Collected data entries:
__________________________________________________

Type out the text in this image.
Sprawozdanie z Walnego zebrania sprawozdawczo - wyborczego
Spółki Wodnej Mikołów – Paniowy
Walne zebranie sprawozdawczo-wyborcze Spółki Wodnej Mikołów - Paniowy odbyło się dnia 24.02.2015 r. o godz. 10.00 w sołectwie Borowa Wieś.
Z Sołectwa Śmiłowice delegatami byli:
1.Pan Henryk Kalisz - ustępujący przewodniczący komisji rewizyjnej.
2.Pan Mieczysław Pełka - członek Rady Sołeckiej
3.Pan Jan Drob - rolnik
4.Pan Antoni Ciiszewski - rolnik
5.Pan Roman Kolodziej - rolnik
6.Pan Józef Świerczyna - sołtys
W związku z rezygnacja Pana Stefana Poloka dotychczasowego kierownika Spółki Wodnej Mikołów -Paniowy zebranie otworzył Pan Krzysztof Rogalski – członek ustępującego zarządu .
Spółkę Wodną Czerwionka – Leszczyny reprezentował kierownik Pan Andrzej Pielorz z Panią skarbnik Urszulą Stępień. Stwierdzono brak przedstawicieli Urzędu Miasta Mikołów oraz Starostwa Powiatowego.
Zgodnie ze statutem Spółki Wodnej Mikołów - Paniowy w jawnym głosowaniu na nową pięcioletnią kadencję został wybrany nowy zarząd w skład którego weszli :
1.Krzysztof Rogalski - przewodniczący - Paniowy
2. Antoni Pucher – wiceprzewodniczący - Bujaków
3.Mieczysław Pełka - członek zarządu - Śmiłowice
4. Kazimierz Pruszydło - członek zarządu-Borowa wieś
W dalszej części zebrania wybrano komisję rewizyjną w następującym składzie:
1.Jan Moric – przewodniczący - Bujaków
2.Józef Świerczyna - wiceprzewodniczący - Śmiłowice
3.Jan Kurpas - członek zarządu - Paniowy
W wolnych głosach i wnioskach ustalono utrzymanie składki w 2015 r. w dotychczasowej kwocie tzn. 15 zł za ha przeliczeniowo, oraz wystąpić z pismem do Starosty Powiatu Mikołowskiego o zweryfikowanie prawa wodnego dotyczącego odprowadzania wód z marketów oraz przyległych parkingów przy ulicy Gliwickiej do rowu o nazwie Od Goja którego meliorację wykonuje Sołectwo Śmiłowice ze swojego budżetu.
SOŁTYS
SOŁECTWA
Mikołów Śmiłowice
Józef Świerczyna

__________________________________________________

STATED EXERCISE: Print back all the lines verbatim.

FINISHED TASK:
Type out the text in this image.
Sprawozdanie z Walnego zebrania sprawozdawczo - wyborczego
Spółki Wodnej Mikołów – Paniowy
Walne zebranie sprawozdawczo-wyborcze Spółki Wodnej Mikołów - Paniowy odbyło się dnia 24.02.2015 r. o godz. 10.00 w sołectwie Borowa Wieś.
Z Sołectwa Śmiłowice delegatami byli:
1.Pan Henryk Kalisz - ustępujący przewodniczący komisji rewizyjnej.
2.Pan Mieczysław Pełka - członek Rady Sołeckiej
3.Pan Jan Drob - rolnik
4.Pan Antoni Ciiszewski - rolnik
5.Pan Roman Kolodziej - rolnik
6.Pan Józef Świerczyna - sołtys
W związku z rezygnacja Pana Stefana Poloka dotychczasowego kierownika Spółki Wodnej Mikołów -Paniowy zebranie otworzył Pan Krzysztof Rogalski – członek ustępującego zarządu .
Spółkę Wodną Czerwionka – Leszczyny reprezentował kierownik Pan Andrzej Pielorz z Panią skarbnik Urszulą Stępień. Stwierdzono brak przedstawicieli Urzędu Miasta Mikołów oraz Starostwa Powiatowego.
Zgodnie ze statutem Spółki Wodnej Mikołów - Paniowy w jawnym głosowaniu na nową pięcioletnią kadencję został wybrany nowy zarząd w skład którego weszli :
1.Krzysztof Rogalski - przewodniczący - Paniowy
2. Antoni Pucher – wiceprzewodniczący - Bujaków
3.Mieczysław Pełka - członek zarządu - Śmiłowice
4. Kazimierz Pruszydło - członek zarządu-Borowa wieś
W dalszej części zebrania wybrano komisję rewizyjną w następującym składzie:
1.Jan Moric – przewodniczący - Bujaków
2.Józef Świerczyna - wiceprzewodniczący - Śmiłowice
3.Jan Kurpas - członek zarządu - Paniowy
W wolnych głosach i wnioskach ustalono utrzymanie składki w 2015 r. w dotychczasowej kwocie tzn. 15 zł za ha przeliczeniowo, oraz wystąpić z pismem do Starosty Powiatu Mikołowskiego o zweryfikowanie prawa wodnego dotyczącego odprowadzania wód z marketów oraz przyległych parkingów przy ulicy Gliwickiej do rowu o nazwie Od Goja którego meliorację wykonuje Sołectwo Śmiłowice ze swojego budżetu.
SOŁTYS
SOŁECTWA
Mikołów Śmiłowice
Józef Świerczyna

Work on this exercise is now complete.